Directions for this task = Go through the listing and copy each line with the string "color".

++++ Data supplied ++++

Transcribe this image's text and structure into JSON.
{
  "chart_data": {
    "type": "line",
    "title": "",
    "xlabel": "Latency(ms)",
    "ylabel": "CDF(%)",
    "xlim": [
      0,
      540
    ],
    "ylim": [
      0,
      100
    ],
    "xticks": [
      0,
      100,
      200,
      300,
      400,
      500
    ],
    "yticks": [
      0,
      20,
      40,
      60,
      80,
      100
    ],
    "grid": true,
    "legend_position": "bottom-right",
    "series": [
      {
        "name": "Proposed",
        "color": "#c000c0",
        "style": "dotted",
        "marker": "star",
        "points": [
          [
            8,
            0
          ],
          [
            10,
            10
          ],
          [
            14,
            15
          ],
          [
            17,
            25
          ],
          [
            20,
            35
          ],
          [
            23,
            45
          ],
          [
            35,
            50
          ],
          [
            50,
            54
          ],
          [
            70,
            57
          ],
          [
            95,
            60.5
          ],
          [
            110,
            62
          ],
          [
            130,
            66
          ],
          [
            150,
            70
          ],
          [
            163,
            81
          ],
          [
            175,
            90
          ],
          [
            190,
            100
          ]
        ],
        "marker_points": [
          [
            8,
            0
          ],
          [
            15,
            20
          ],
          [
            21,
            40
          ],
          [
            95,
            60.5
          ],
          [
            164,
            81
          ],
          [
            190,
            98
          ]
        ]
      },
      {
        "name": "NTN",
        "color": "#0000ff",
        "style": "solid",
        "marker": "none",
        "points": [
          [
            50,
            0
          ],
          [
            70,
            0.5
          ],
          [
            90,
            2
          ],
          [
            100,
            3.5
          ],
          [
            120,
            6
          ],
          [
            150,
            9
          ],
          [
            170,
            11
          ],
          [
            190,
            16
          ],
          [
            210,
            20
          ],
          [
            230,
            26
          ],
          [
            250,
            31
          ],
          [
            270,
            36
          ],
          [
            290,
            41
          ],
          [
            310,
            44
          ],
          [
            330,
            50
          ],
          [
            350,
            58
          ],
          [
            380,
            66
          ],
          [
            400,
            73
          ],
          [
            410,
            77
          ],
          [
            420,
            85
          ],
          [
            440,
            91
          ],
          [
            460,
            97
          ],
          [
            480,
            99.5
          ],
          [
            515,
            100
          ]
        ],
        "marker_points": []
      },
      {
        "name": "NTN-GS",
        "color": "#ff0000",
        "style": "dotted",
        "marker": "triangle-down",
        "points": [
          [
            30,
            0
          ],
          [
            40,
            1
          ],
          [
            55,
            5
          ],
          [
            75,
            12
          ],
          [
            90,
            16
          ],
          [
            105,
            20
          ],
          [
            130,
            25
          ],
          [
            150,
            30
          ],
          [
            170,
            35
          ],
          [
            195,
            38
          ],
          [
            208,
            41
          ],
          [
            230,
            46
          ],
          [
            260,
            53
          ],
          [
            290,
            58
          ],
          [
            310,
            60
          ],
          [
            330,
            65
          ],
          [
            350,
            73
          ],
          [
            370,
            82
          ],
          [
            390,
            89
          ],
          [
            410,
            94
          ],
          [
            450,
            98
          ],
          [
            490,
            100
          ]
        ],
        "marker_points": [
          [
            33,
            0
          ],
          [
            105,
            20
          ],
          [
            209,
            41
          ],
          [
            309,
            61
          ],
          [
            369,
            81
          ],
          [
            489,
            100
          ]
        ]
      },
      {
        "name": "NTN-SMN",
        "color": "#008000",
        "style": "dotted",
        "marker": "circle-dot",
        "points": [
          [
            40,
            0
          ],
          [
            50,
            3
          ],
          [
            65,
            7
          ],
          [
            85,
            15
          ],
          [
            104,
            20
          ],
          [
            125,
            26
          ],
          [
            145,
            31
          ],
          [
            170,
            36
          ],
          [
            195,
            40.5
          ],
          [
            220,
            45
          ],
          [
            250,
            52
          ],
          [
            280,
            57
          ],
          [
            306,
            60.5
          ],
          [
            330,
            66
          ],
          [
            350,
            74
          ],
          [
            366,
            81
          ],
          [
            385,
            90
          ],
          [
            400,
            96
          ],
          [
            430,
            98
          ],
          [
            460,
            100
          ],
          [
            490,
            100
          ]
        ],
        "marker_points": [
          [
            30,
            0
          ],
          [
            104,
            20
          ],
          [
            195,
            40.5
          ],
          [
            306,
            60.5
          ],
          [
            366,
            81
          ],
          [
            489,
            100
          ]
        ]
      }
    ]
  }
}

++++

Solution for this task =
        "color": "#c000c0",
        "color": "#0000ff",
        "color": "#ff0000",
        "color": "#008000",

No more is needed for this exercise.